◆ Brief
Without altering anything, repeat each of the records.

(Figure record extracts)
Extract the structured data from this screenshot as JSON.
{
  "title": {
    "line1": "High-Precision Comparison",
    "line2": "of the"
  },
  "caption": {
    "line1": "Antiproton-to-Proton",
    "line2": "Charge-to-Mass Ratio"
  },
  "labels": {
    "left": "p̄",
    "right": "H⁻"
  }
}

◆ Solution to this exercise
Extract the structured data from this screenshot as JSON.
{
  "title": {
    "line1": "High-Precision Comparison",
    "line2": "of the"
  },
  "caption": {
    "line1": "Antiproton-to-Proton",
    "line2": "Charge-to-Mass Ratio"
  },
  "labels": {
    "left": "p̄",
    "right": "H⁻"
  }
}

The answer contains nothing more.